(Saved entries)

+-------+

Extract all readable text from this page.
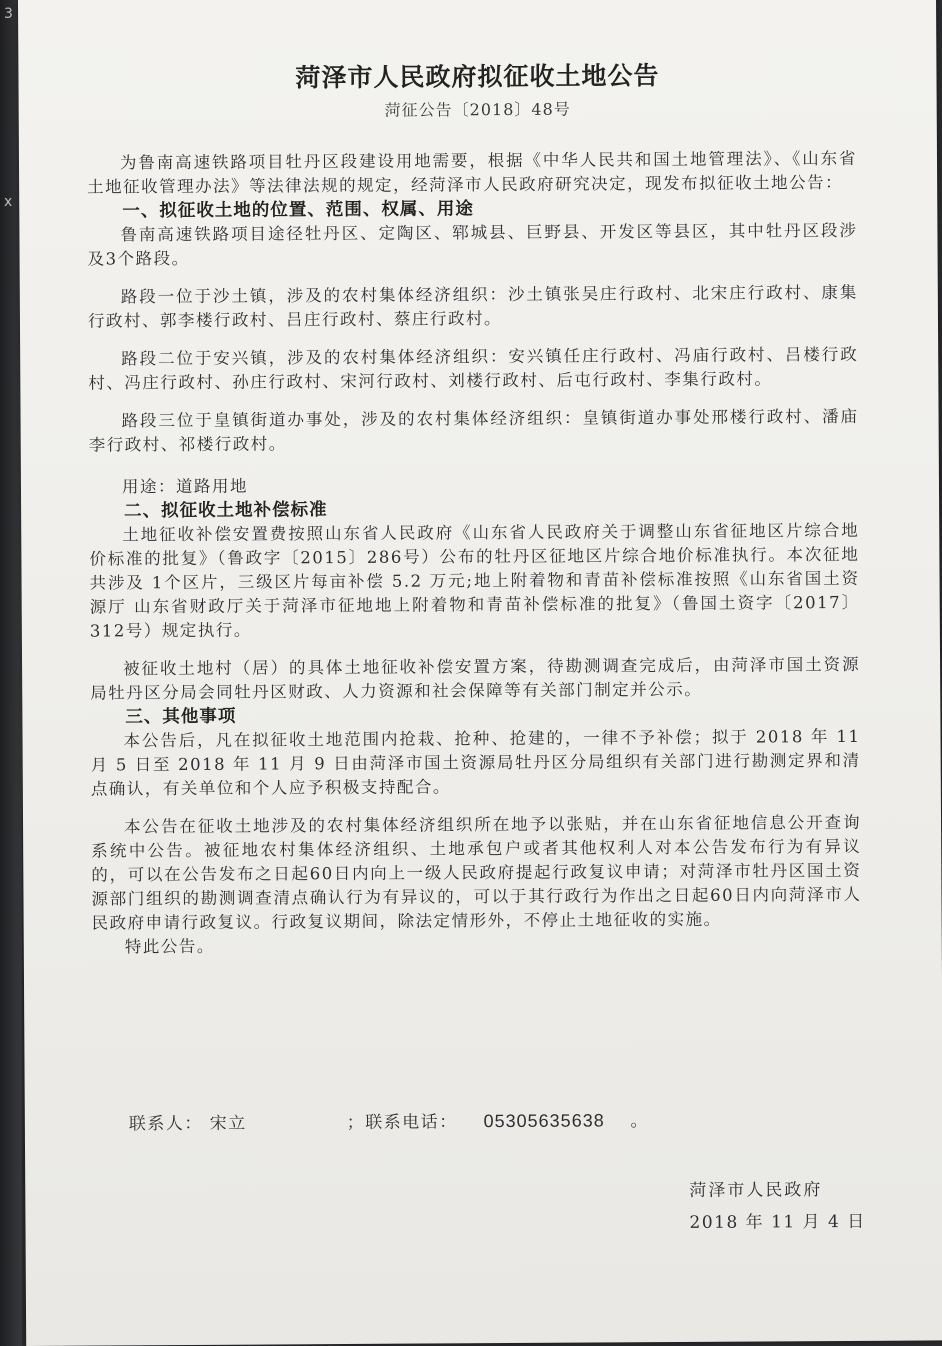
3
x
菏泽市人民政府拟征收土地公告
菏征公告〔2018〕48号

为鲁南高速铁路项目牡丹区段建设用地需要，根据《中华人民共和国土地管理法》、《山东省土地征收管理办法》等法律法规的规定，经菏泽市人民政府研究决定，现发布拟征收土地公告：

一、拟征收土地的位置、范围、权属、用途

鲁南高速铁路项目途径牡丹区、定陶区、郓城县、巨野县、开发区等县区，其中牡丹区段涉及3个路段。

路段一位于沙土镇，涉及的农村集体经济组织：沙土镇张吴庄行政村、北宋庄行政村、康集行政村、郭李楼行政村、吕庄行政村、蔡庄行政村。

路段二位于安兴镇，涉及的农村集体经济组织：安兴镇任庄行政村、冯庙行政村、吕楼行政村、冯庄行政村、孙庄行政村、宋河行政村、刘楼行政村、后屯行政村、李集行政村。

路段三位于皇镇街道办事处，涉及的农村集体经济组织：皇镇街道办事处邢楼行政村、潘庙李行政村、祁楼行政村。

用途：道路用地

二、拟征收土地补偿标准

土地征收补偿安置费按照山东省人民政府《山东省人民政府关于调整山东省征地区片综合地价标准的批复》（鲁政字〔2015〕286号）公布的牡丹区征地区片综合地价标准执行。本次征地共涉及 1个区片，三级区片每亩补偿 5.2 万元;地上附着物和青苗补偿标准按照《山东省国土资源厅 山东省财政厅关于菏泽市征地地上附着物和青苗补偿标准的批复》（鲁国土资字〔2017〕312号）规定执行。

被征收土地村（居）的具体土地征收补偿安置方案，待勘测调查完成后，由菏泽市国土资源局牡丹区分局会同牡丹区财政、人力资源和社会保障等有关部门制定并公示。

三、其他事项

本公告后，凡在拟征收土地范围内抢栽、抢种、抢建的，一律不予补偿；拟于 2018 年 11 月 5 日至 2018 年 11 月 9 日由菏泽市国土资源局牡丹区分局组织有关部门进行勘测定界和清点确认，有关单位和个人应予积极支持配合。

本公告在征收土地涉及的农村集体经济组织所在地予以张贴，并在山东省征地信息公开查询系统中公告。被征地农村集体经济组织、土地承包户或者其他权利人对本公告发布行为有异议的，可以在公告发布之日起60日内向上一级人民政府提起行政复议申请；对菏泽市牡丹区国土资源部门组织的勘测调查清点确认行为有异议的，可以于其行政行为作出之日起60日内向菏泽市人民政府申请行政复议。行政复议期间，除法定情形外，不停止土地征收的实施。

特此公告。

联系人： 宋立	；联系电话： 05305635638 。
菏泽市人民政府
2018 年 11 月 4 日
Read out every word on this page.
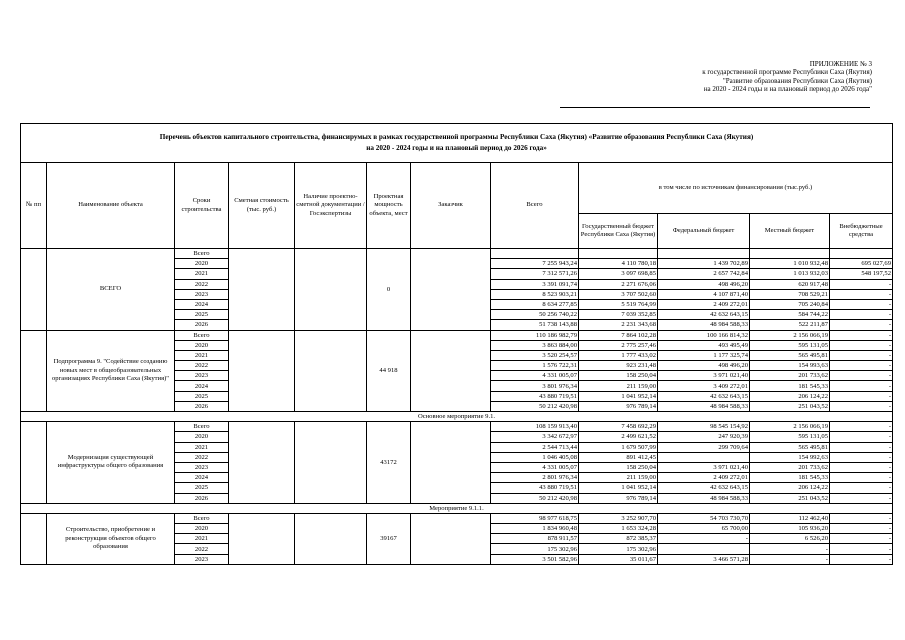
ПРИЛОЖЕНИЕ № 3
к государственной программе Республики Саха (Якутия)
"Развитие образования Республики Саха (Якутия)
на 2020 - 2024 годы и на плановый период до 2026 года"
Перечень объектов капитального строительства, финансирумых в рамках государственной программы Республики Саха (Якутия) «Развитие образования Республики Саха (Якутия)
на 2020 - 2024 годы и на плановый период до 2026 года»											

№ пп	Наименование объекта	Сроки строительства	Сметная стоимость (тыс. руб.)	Наличие проектно-сметной документации /Госэкспертизы	Проектная мощность объекта, мест	Заказчик	Всего	в том числе по источникам финансирования (тыс.руб.)			
								Государственный бюджет Республики Саха (Якутия)	Федеральный бюджет	Местный бюджет	Внебюджетные средства
	ВСЕГО	Всего			0						
		2020					7 255 943,24	4 110 780,18	1 439 702,89	1 010 932,48	695 027,69
		2021					7 312 571,26	3 097 698,85	2 657 742,84	1 013 932,03	548 197,52
		2022					3 391 091,74	2 271 676,06	498 496,20	620 917,48	-
		2023					8 523 903,21	3 707 502,60	4 107 871,40	708 529,21	-
		2024					8 634 277,85	5 519 764,99	2 409 272,01	705 240,84	-
		2025					50 256 740,22	7 039 352,85	42 632 643,15	584 744,22	-
		2026					51 738 143,88	2 231 343,68	48 984 588,33	522 211,87	-
	Подпрограмма 9. "Содействие созданию новых мест в общеобразовательных организациях Республики Саха (Якутия)"	Всего			44 918		110 186 982,79	7 864 102,28	100 166 814,32	2 156 066,19	-
		2020					3 863 884,00	2 775 257,46	493 495,49	595 131,05	-
		2021					3 520 254,57	1 777 433,02	1 177 325,74	565 495,81	-
		2022					1 576 722,31	923 231,48	498 496,20	154 993,63	-
		2023					4 331 005,07	158 250,04	3 971 021,40	201 733,62	-
		2024					3 801 976,34	211 159,00	3 409 272,01	181 545,33	-
		2025					43 880 719,51	1 041 952,14	42 632 643,15	206 124,22	-
		2026					50 212 420,98	976 789,14	48 984 588,33	251 043,52	-
Основное мероприятие 9.1.											
	Модернизация существующей инфраструктуры общего образования	Всего			43172		108 159 913,40	7 458 692,29	98 545 154,92	2 156 066,19	-
		2020					3 342 672,97	2 499 621,52	247 920,39	595 131,05	-
		2021					2 544 713,44	1 679 507,99	299 709,64	565 495,81	-
		2022					1 046 405,08	891 412,45		154 992,63	-
		2023					4 331 005,07	158 250,04	3 971 021,40	201 733,62	-
		2024					2 801 976,34	211 159,00	2 409 272,01	181 545,33	-
		2025					43 880 719,51	1 041 952,14	42 632 643,15	206 124,22	-
		2026					50 212 420,98	976 789,14	48 984 588,33	251 043,52	-
Мероприятие 9.1.1.											
	Строительство, приобретение и реконструкция объектов общего образования	Всего			39167		98 977 618,75	3 252 907,70	54 703 730,70	112 462,40	-
		2020					1 834 960,48	1 653 324,28	65 700,00	105 936,20	-
		2021					878 911,57	872 385,37	-	6 526,20	-
		2022					175 302,96	175 302,96		-	-
		2023					3 501 582,96	35 011,67	3 466 571,28	-	-
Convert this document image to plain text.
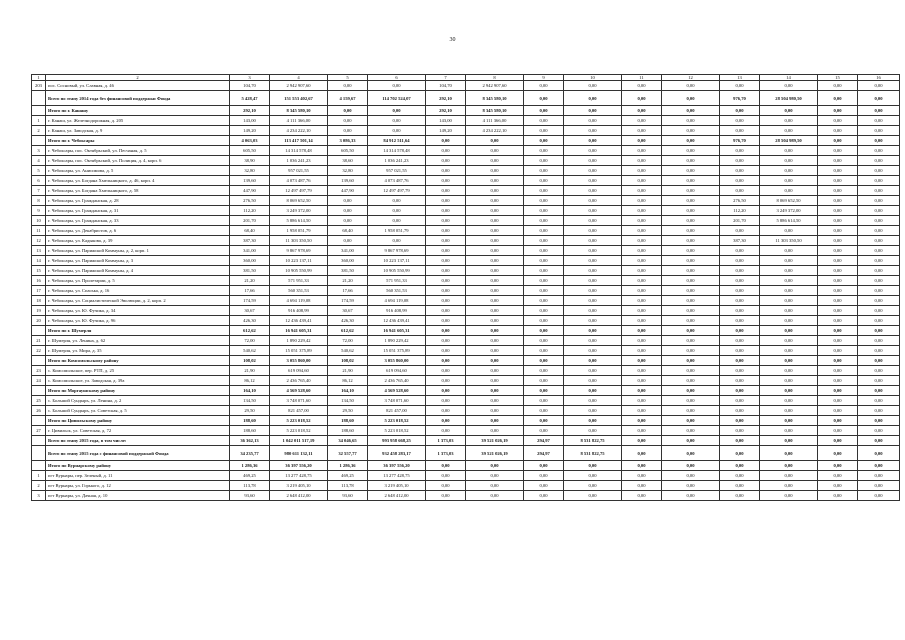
30
1	2	3	4	5	6	7	8	9	10	11	12	13	14	15	16
203	пос. Сосновый, ул. Славная, д. 46	104,70	2 942 907,60	0,00	0,00	104,70	2 942 907,60	0,00	0,00	0,00	0,00	0,00	0,00	0,00	0,00
	Всего по этапу 2014 года без финансовой поддержки Фонда	5 428,47	151 553 402,67	4 159,67	114 702 524,07	292,10	8 345 580,10	0,00	0,00	0,00	0,00	976,70	28 504 980,50	0,00	0,00
	Итого по г. Канашу	292,10	8 345 580,10	0,00	0,00	292,10	8 345 580,10	0,00	0,00	0,00	0,00	0,00	0,00	0,00	0,00
1	г. Канаш, ул. Железнодорожная, д. 205	143,00	4 111 366,00	0,00	0,00	143,00	4 111 366,00	0,00	0,00	0,00	0,00	0,00	0,00	0,00	0,00
2	г. Канаш, ул. Заводская, д. 9	149,20	4 234 222,10	0,00	0,00	149,20	4 234 222,10	0,00	0,00	0,00	0,00	0,00	0,00	0,00	0,00
	Итого по г. Чебоксары	4 063,03	113 417 501,14	3 086,33	84 912 511,64	0,00	0,00	0,00	0,00	0,00	0,00	976,70	28 504 989,50	0,00	0,00
3	г. Чебоксары, пос. Октябрьский, ул. Песчаная, д. 5	605,50	14 314 578,48	605,50	14 314 578,48	0,00	0,00	0,00	0,00	0,00	0,00	0,00	0,00	0,00	0,00
4	г. Чебоксары, пос. Октябрьский, ул. Полиция, д. 4, корп. 6	38,90	1 036 241,23	38,60	1 036 241,23	0,00	0,00	0,00	0,00	0,00	0,00	0,00	0,00	0,00	0,00
5	г. Чебоксары, ул. Анисимова, д. 5	32,80	957 021,55	32,80	957 021,55	0,00	0,00	0,00	0,00	0,00	0,00	0,00	0,00	0,00	0,00
6	г. Чебоксары, ул. Богдана Хмельницкого, д. 46, корп. 4	139,60	4 073 487,76	139,60	4 073 487,76	0,00	0,00	0,00	0,00	0,00	0,00	0,00	0,00	0,00	0,00
7	г. Чебоксары, ул. Богдана Хмельницкого, д. 58	447,90	12 497 497,79	447,90	12 497 497,79	0,00	0,00	0,00	0,00	0,00	0,00	0,00	0,00	0,00	0,00
8	г. Чебоксары, ул. Гражданская, д. 28	276,50	8 069 652,50	0,00	0,00	0,00	0,00	0,00	0,00	0,00	0,00	276,50	8 069 652,50	0,00	0,00
9	г. Чебоксары, ул. Гражданская, д. 31	112,20	3 249 372,00	0,00	0,00	0,00	0,00	0,00	0,00	0,00	0,00	112,20	3 249 372,00	0,00	0,00
10	г. Чебоксары, ул. Гражданская, д. 33	201,70	5 886 614,50	0,00	0,00	0,00	0,00	0,00	0,00	0,00	0,00	201,70	5 886 614,50	0,00	0,00
11	г. Чебоксары, ул. Декабристов, д. 6	68,40	1 958 051,79	68,40	1 958 051,79	0,00	0,00	0,00	0,00	0,00	0,00	0,00	0,00	0,00	0,00
12	г. Чебоксары, ул. Кадыкова, д. 39	387,30	11 303 350,50	0,00	0,00	0,00	0,00	0,00	0,00	0,00	0,00	387,30	11 303 350,50	0,00	0,00
13	г. Чебоксары, ул. Парижской Коммуны, д. 2, корп. 1	341,00	9 867 978,69	341,00	9 867 978,69	0,00	0,00	0,00	0,00	0,00	0,00	0,00	0,00	0,00	0,00
14	г. Чебоксары, ул. Парижской Коммуны, д. 3	360,00	10 223 137,11	360,00	10 223 137,11	0,00	0,00	0,00	0,00	0,00	0,00	0,00	0,00	0,00	0,00
15	г. Чебоксары, ул. Парижской Коммуны, д. 4	381,50	10 905 550,99	381,50	10 905 550,99	0,00	0,00	0,00	0,00	0,00	0,00	0,00	0,00	0,00	0,00
16	г. Чебоксары, ул. Пролетарии, д. 5	21,20	571 951,33	21,20	571 951,33	0,00	0,00	0,00	0,00	0,00	0,00	0,00	0,00	0,00	0,00
17	г. Чебоксары, ул. Спаська, д. 16	17,66	560 351,53	17,66	560 351,53	0,00	0,00	0,00	0,00	0,00	0,00	0,00	0,00	0,00	0,00
18	г. Чебоксары, ул. Социалистической Эволюции, д. 2, корп. 2	174,59	4 694 119,08	174,59	4 694 119,08	0,00	0,00	0,00	0,00	0,00	0,00	0,00	0,00	0,00	0,00
19	г. Чебоксары, ул. Ю. Фучика, д. 34	30,67	916 408,99	30,67	916 408,99	0,00	0,00	0,00	0,00	0,00	0,00	0,00	0,00	0,00	0,00
20	г. Чебоксары, ул. Ю. Фучика, д. 96	426,30	12 436 439,41	426,30	12 436 439,41	0,00	0,00	0,00	0,00	0,00	0,00	0,00	0,00	0,00	0,00
	Итого по г. Шумерля	612,62	16 941 605,31	612,62	16 941 605,31	0,00	0,00	0,00	0,00	0,00	0,00	0,00	0,00	0,00	0,00
21	г. Шумерля, ул. Ленина, д. 62	72,00	1 890 229,42	72,00	1 890 229,42	0,00	0,00	0,00	0,00	0,00	0,00	0,00	0,00	0,00	0,00
22	г. Шумерля, ул. Мира, д. 35	540,62	15 051 375,89	540,62	15 051 375,89	0,00	0,00	0,00	0,00	0,00	0,00	0,00	0,00	0,00	0,00
	Итого по Комсомольскому району	108,02	3 055 860,00	108,02	3 055 860,00	0,00	0,00	0,00	0,00	0,00	0,00	0,00	0,00	0,00	0,00
23	с. Комсомольское, пер. РТП, д. 25	21,90	619 094,60	21,90	619 094,60	0,00	0,00	0,00	0,00	0,00	0,00	0,00	0,00	0,00	0,00
24	с. Комсомольское, ул. Заводская, д. 39а	86,12	2 436 765,40	86,12	2 436 765,40	0,00	0,00	0,00	0,00	0,00	0,00	0,00	0,00	0,00	0,00
	Итого по Моргаушскому району	164,10	4 569 528,60	164,10	4 569 528,60	0,00	0,00	0,00	0,00	0,00	0,00	0,00	0,00	0,00	0,00
25	с. Большой Сундырь, ул. Ленина, д. 2	134,50	3 748 071,60	134,50	3 748 071,60	0,00	0,00	0,00	0,00	0,00	0,00	0,00	0,00	0,00	0,00
26	с. Большой Сундырь, ул. Советская, д. 5	29,50	821 457,00	29,50	821 457,00	0,00	0,00	0,00	0,00	0,00	0,00	0,00	0,00	0,00	0,00
	Итого по Цивильскому району	188,60	5 223 018,52	188,60	5 223 018,52	0,00	0,00	0,00	0,00	0,00	0,00	0,00	0,00	0,00	0,00
27	г. Цивильск, ул. Советская, д. 72	188,60	5 223 018,52	188,60	5 223 018,52	0,00	0,00	0,00	0,00	0,00	0,00	0,00	0,00	0,00	0,00
	Всего по этапу 2015 года, в том числе:	36 362,13	1 042 011 517,19	34 046,65	993 958 668,25	1 373,03	39 521 026,19	294,97	8 531 822,75	0,00	0,00	0,00	0,00	0,00	0,00
	Всего по этапу 2015 года с финансовой поддержкой Фонда	34 235,77	980 611 132,11	32 557,77	932 458 283,17	1 373,03	39 521 026,19	294,97	8 531 822,75	0,00	0,00	0,00	0,00	0,00	0,00
	Итого по Вурнарскому району	1 286,36	36 397 556,20	1 286,36	36 397 556,20	0,00	0,00	0,00	0,00	0,00	0,00	0,00	0,00	0,00	0,00
1	пгт Вурнары, пер. Зеленый, д. 11	469,25	13 277 428,75	469,25	13 277 428,75	0,00	0,00	0,00	0,00	0,00	0,00	0,00	0,00	0,00	0,00
2	пгт Вурнары, ул. Горького, д. 12	113,78	3 219 405,10	113,78	3 219 405,10	0,00	0,00	0,00	0,00	0,00	0,00	0,00	0,00	0,00	0,00
3	пгт Вурнары, ул. Дачная, д. 10	93,60	2 648 412,00	93,60	2 648 412,00	0,00	0,00	0,00	0,00	0,00	0,00	0,00	0,00	0,00	0,00
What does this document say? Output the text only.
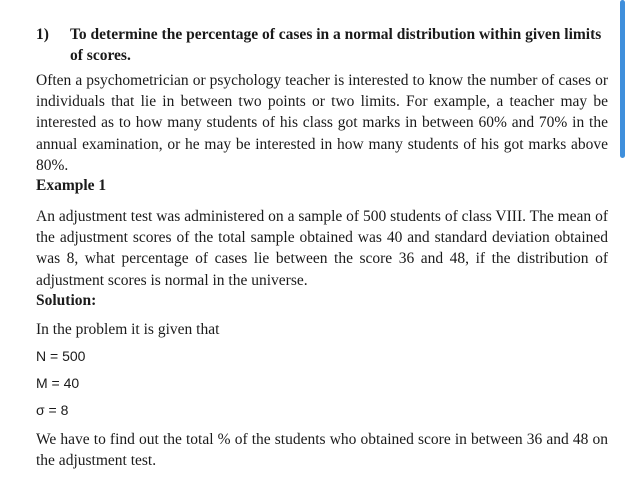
1) To determine the percentage of cases in a normal distribution within given limits of scores.
Often a psychometrician or psychology teacher is interested to know the number of cases or individuals that lie in between two points or two limits. For example, a teacher may be interested as to how many students of his class got marks in between 60% and 70% in the annual examination, or he may be interested in how many students of his got marks above 80%.
Example 1
An adjustment test was administered on a sample of 500 students of class VIII. The mean of the adjustment scores of the total sample obtained was 40 and standard deviation obtained was 8, what percentage of cases lie between the score 36 and 48, if the distribution of adjustment scores is normal in the universe.
Solution:
In the problem it is given that
N = 500
M = 40
σ = 8
We have to find out the total % of the students who obtained score in between 36 and 48 on the adjustment test.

+-------+

● Aim of the task: Filter out all lines lacking the word "Комсомольское" and copy the rest.

● The completed task:
23	с. Комсомольское, пер. РТП, д. 25	21,90	619 094,60	21,90	619 094,60	0,00	0,00	0,00	0,00	0,00	0,00	0,00	0,00	0,00	0,00
24	с. Комсомольское, ул. Заводская, д. 39а	86,12	2 436 765,40	86,12	2 436 765,40	0,00	0,00	0,00	0,00	0,00	0,00	0,00	0,00	0,00	0,00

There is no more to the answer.